+++ ITEMS +++
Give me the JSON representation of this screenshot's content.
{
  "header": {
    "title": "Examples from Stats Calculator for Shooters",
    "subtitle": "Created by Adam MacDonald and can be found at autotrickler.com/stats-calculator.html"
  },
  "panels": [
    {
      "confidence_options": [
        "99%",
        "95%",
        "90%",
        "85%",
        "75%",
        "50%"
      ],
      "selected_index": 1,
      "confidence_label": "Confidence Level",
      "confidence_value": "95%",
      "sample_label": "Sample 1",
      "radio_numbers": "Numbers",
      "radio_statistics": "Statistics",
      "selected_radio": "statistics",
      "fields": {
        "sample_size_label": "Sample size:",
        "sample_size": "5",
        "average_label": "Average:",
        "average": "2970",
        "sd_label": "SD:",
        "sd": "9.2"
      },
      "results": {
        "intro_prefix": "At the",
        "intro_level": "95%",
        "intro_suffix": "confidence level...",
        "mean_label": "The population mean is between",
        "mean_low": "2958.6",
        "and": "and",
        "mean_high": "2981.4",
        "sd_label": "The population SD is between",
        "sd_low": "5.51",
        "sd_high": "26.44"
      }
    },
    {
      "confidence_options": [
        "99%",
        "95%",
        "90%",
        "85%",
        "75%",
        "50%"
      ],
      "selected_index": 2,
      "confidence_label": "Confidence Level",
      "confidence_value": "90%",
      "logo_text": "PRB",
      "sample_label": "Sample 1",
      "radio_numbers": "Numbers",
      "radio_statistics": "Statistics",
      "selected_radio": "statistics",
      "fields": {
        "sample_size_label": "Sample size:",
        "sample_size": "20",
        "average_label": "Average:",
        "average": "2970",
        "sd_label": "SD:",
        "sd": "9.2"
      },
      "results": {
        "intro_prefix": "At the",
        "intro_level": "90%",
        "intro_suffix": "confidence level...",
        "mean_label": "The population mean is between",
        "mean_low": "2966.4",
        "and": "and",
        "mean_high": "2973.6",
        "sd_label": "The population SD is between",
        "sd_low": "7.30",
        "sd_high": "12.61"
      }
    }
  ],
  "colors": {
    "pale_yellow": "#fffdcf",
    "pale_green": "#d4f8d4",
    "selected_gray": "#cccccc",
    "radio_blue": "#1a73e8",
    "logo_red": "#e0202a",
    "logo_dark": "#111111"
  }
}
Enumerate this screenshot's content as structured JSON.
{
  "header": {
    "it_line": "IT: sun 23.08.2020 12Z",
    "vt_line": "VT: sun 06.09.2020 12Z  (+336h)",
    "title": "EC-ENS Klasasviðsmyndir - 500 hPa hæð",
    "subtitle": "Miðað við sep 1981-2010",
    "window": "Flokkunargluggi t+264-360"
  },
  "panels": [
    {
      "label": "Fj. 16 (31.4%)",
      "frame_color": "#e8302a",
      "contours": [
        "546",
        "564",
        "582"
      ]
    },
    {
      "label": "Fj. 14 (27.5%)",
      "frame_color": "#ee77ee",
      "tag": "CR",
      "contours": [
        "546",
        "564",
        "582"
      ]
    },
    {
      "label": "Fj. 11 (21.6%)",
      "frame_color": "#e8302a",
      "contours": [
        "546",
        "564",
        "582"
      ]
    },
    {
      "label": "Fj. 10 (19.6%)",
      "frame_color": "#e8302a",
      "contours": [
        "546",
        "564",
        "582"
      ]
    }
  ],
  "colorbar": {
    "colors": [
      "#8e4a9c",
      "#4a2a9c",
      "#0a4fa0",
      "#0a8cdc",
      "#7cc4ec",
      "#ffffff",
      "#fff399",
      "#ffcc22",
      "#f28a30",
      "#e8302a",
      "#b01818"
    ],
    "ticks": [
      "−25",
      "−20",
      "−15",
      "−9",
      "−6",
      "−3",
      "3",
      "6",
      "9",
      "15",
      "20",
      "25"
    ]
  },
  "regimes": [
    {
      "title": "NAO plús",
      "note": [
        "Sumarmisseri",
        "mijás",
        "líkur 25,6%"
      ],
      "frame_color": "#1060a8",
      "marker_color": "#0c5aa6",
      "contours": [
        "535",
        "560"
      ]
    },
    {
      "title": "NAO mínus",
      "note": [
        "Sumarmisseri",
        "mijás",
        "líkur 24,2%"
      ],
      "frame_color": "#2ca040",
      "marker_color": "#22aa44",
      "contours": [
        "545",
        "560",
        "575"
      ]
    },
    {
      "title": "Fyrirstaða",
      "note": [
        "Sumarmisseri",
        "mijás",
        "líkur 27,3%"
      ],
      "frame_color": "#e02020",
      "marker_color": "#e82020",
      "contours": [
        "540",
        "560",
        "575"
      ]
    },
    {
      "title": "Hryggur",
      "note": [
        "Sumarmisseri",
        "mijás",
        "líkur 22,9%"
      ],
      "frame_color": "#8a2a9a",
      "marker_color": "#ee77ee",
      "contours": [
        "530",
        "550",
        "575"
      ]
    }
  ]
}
+++
== WHAT TO WORK ON ==
Search the entries for the word "JSON", then list each line that holds it.

== EXERCISE OUTPUT ==
Give me the JSON representation of this screenshot's content.
Enumerate this screenshot's content as structured JSON.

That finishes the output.